Exercise aim: Exact repetition of every entry is required.
— START OF Records for this exercise —
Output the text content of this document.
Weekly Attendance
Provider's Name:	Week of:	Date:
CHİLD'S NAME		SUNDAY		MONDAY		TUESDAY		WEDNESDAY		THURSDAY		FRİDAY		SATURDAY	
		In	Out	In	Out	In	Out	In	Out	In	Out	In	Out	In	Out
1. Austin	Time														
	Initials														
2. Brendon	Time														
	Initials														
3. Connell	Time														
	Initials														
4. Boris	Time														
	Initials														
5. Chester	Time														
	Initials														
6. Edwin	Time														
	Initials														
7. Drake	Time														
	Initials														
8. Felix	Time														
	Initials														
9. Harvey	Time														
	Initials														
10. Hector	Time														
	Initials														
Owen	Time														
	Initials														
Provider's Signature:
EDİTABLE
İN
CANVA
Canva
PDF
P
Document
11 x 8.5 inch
— END OF Records for this exercise —
Answer to the problem:
Output the text content of this document.
Weekly Attendance
Provider's Name:	Week of:	Date:
CHİLD'S NAME		SUNDAY		MONDAY		TUESDAY		WEDNESDAY		THURSDAY		FRİDAY		SATURDAY	
		In	Out	In	Out	In	Out	In	Out	In	Out	In	Out	In	Out
1. Austin	Time														
	Initials														
2. Brendon	Time														
	Initials														
3. Connell	Time														
	Initials														
4. Boris	Time														
	Initials														
5. Chester	Time														
	Initials														
6. Edwin	Time														
	Initials														
7. Drake	Time														
	Initials														
8. Felix	Time														
	Initials														
9. Harvey	Time														
	Initials														
10. Hector	Time														
	Initials														
Owen	Time														
	Initials														
Provider's Signature:
EDİTABLE
İN
CANVA
Canva
PDF
P
Document
11 x 8.5 inch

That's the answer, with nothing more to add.